** start **

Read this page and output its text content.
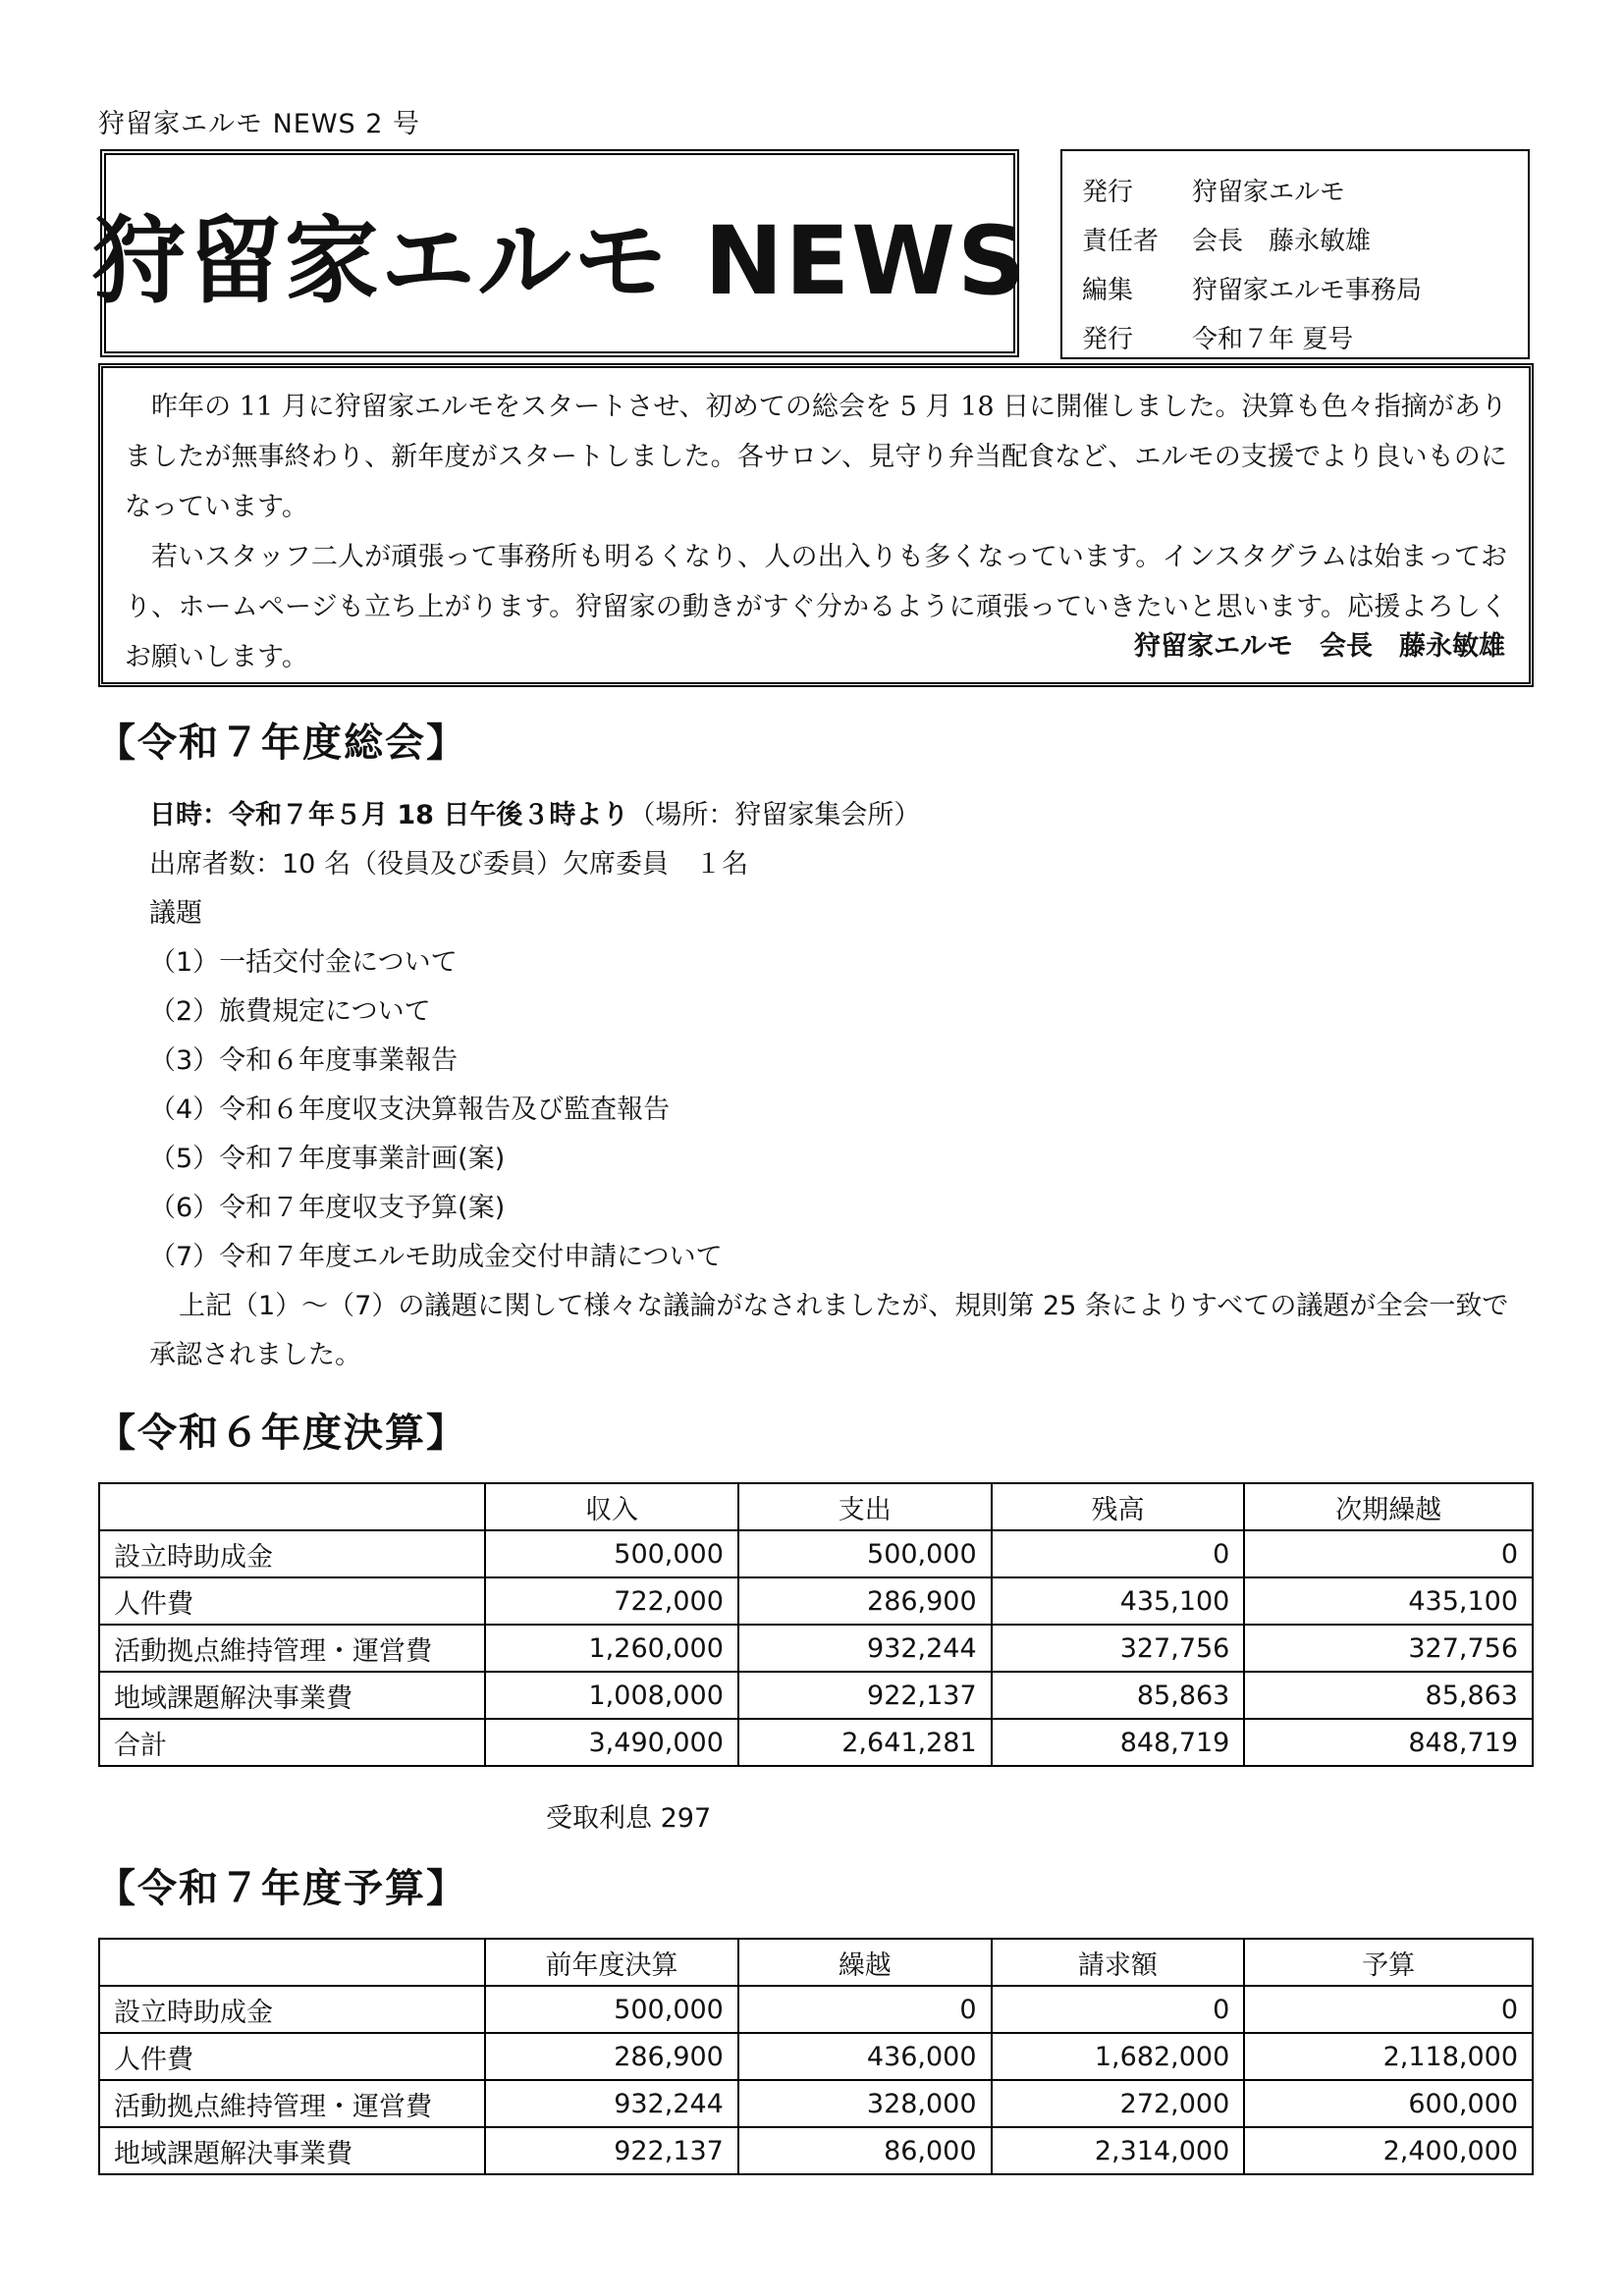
狩留家エルモ NEWS 2 号
狩留家エルモ NEWS
発行	狩留家エルモ
責任者	会長　藤永敏雄
編集	狩留家エルモ事務局
発行	令和７年 夏号

昨年の 11 月に狩留家エルモをスタートさせ、初めての総会を 5 月 18 日に開催しました。決算も色々指摘がありましたが無事終わり、新年度がスタートしました。各サロン、見守り弁当配食など、エルモの支援でより良いものになっています。

若いスタッフ二人が頑張って事務所も明るくなり、人の出入りも多くなっています。インスタグラムは始まっており、ホームページも立ち上がります。狩留家の動きがすぐ分かるように頑張っていきたいと思います。応援よろしくお願いします。	狩留家エルモ　会長　藤永敏雄
【令和７年度総会】
日時：令和７年５月 18 日午後３時より（場所：狩留家集会所）
出席者数：10 名（役員及び委員）欠席委員　１名
議題
（1）一括交付金について
（2）旅費規定について
（3）令和６年度事業報告
（4）令和６年度収支決算報告及び監査報告
（5）令和７年度事業計画(案)
（6）令和７年度収支予算(案)
（7）令和７年度エルモ助成金交付申請について
上記（1）～（7）の議題に関して様々な議論がなされましたが、規則第 25 条によりすべての議題が全会一致で
承認されました。
【令和６年度決算】
	収入	支出	残高	次期繰越
設立時助成金	500,000	500,000	0	0
人件費	722,000	286,900	435,100	435,100
活動拠点維持管理・運営費	1,260,000	932,244	327,756	327,756
地域課題解決事業費	1,008,000	922,137	85,863	85,863
合計	3,490,000	2,641,281	848,719	848,719
受取利息 297
【令和７年度予算】
	前年度決算	繰越	請求額	予算
設立時助成金	500,000	0	0	0
人件費	286,900	436,000	1,682,000	2,118,000
活動拠点維持管理・運営費	932,244	328,000	272,000	600,000
地域課題解決事業費	922,137	86,000	2,314,000	2,400,000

** end **

Do this:
Could you repeat all of the material exactly? Pictures should not be copied.

Exercise output:
Read this page and output its text content.
狩留家エルモ NEWS 2 号
狩留家エルモ NEWS
発行	狩留家エルモ
責任者	会長　藤永敏雄
編集	狩留家エルモ事務局
発行	令和７年 夏号

昨年の 11 月に狩留家エルモをスタートさせ、初めての総会を 5 月 18 日に開催しました。決算も色々指摘がありましたが無事終わり、新年度がスタートしました。各サロン、見守り弁当配食など、エルモの支援でより良いものになっています。

若いスタッフ二人が頑張って事務所も明るくなり、人の出入りも多くなっています。インスタグラムは始まっており、ホームページも立ち上がります。狩留家の動きがすぐ分かるように頑張っていきたいと思います。応援よろしくお願いします。	狩留家エルモ　会長　藤永敏雄
【令和７年度総会】
日時：令和７年５月 18 日午後３時より（場所：狩留家集会所）
出席者数：10 名（役員及び委員）欠席委員　１名
議題
（1）一括交付金について
（2）旅費規定について
（3）令和６年度事業報告
（4）令和６年度収支決算報告及び監査報告
（5）令和７年度事業計画(案)
（6）令和７年度収支予算(案)
（7）令和７年度エルモ助成金交付申請について
上記（1）～（7）の議題に関して様々な議論がなされましたが、規則第 25 条によりすべての議題が全会一致で
承認されました。
【令和６年度決算】
	収入	支出	残高	次期繰越
設立時助成金	500,000	500,000	0	0
人件費	722,000	286,900	435,100	435,100
活動拠点維持管理・運営費	1,260,000	932,244	327,756	327,756
地域課題解決事業費	1,008,000	922,137	85,863	85,863
合計	3,490,000	2,641,281	848,719	848,719
受取利息 297
【令和７年度予算】
	前年度決算	繰越	請求額	予算
設立時助成金	500,000	0	0	0
人件費	286,900	436,000	1,682,000	2,118,000
活動拠点維持管理・運営費	932,244	328,000	272,000	600,000
地域課題解決事業費	922,137	86,000	2,314,000	2,400,000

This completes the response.